Stored items
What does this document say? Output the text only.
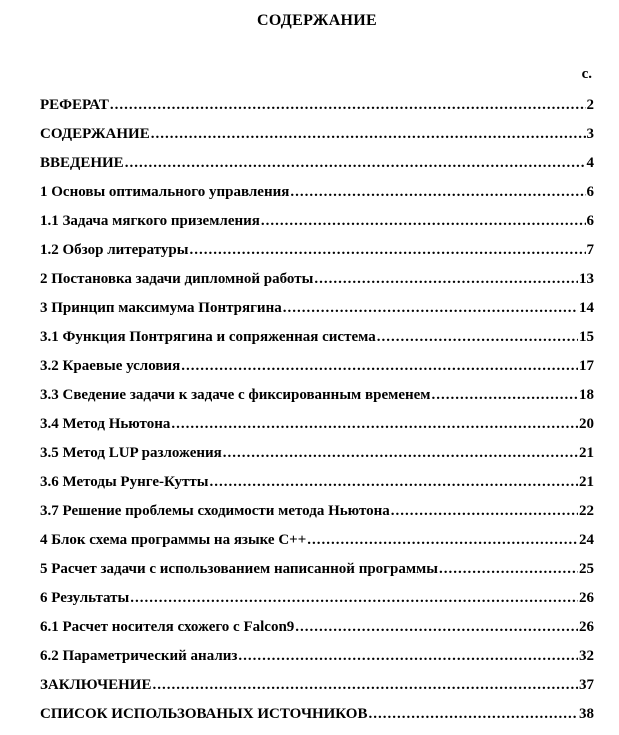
СОДЕРЖАНИЕ
с.
РЕФЕРАТ .....	2
СОДЕРЖАНИЕ .....	3
ВВЕДЕНИЕ .....	4
1 Основы оптимального управления .....	6
1.1 Задача мягкого приземления .....	6
1.2 Обзор литературы .....	7
2 Постановка задачи дипломной работы .....	13
3 Принцип максимума Понтрягина .....	14
3.1 Функция Понтрягина и сопряженная система .....	15
3.2 Краевые условия .....	17
3.3 Сведение задачи к задаче с фиксированным временем .....	18
3.4 Метод Ньютона .....	20
3.5 Метод LUP разложения .....	21
3.6 Методы Рунге-Кутты .....	21
3.7 Решение проблемы сходимости метода Ньютона .....	22
4 Блок схема программы на языке C++ .....	24
5 Расчет задачи с использованием написанной программы .....	25
6 Результаты .....	26
6.1 Расчет носителя схожего с Falcon9 .....	26
6.2 Параметрический анализ .....	32
ЗАКЛЮЧЕНИЕ .....	37
СПИСОК ИСПОЛЬЗОВАНЫХ ИСТОЧНИКОВ .....	38
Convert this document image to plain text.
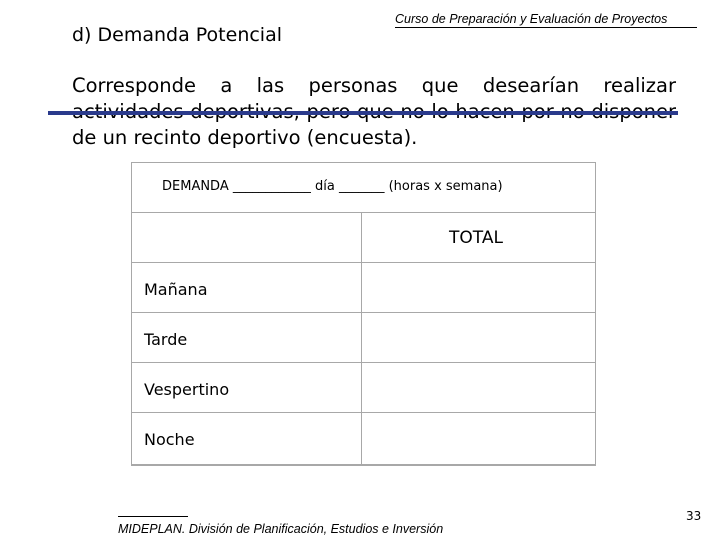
Curso de Preparación y Evaluación de Proyectos
d) Demanda Potencial
Corresponde a las personas que desearían realizar de un recinto deportivo (encuesta).
DEMANDA ____________ día _______ (horas x semana)
TOTAL
Mañana
Tarde
Vespertino
Noche
MIDEPLAN. División de Planificación, Estudios e Inversión
33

- **STATED GOAL**
Each line of the data should be quoted exactly, with pictures left out.

- **RESULT BELOW**
What does this document say? Output the text only.
СОДЕРЖАНИЕ
с.
РЕФЕРАТ .....	2
СОДЕРЖАНИЕ .....	3
ВВЕДЕНИЕ .....	4
1 Основы оптимального управления .....	6
1.1 Задача мягкого приземления .....	6
1.2 Обзор литературы .....	7
2 Постановка задачи дипломной работы .....	13
3 Принцип максимума Понтрягина .....	14
3.1 Функция Понтрягина и сопряженная система .....	15
3.2 Краевые условия .....	17
3.3 Сведение задачи к задаче с фиксированным временем .....	18
3.4 Метод Ньютона .....	20
3.5 Метод LUP разложения .....	21
3.6 Методы Рунге-Кутты .....	21
3.7 Решение проблемы сходимости метода Ньютона .....	22
4 Блок схема программы на языке C++ .....	24
5 Расчет задачи с использованием написанной программы .....	25
6 Результаты .....	26
6.1 Расчет носителя схожего с Falcon9 .....	26
6.2 Параметрический анализ .....	32
ЗАКЛЮЧЕНИЕ .....	37
СПИСОК ИСПОЛЬЗОВАНЫХ ИСТОЧНИКОВ .....	38
Convert this document image to plain text.
Curso de Preparación y Evaluación de Proyectos
d) Demanda Potencial
Corresponde a las personas que desearían realizar de un recinto deportivo (encuesta).
DEMANDA ____________ día _______ (horas x semana)
TOTAL
Mañana
Tarde
Vespertino
Noche
MIDEPLAN. División de Planificación, Estudios e Inversión
33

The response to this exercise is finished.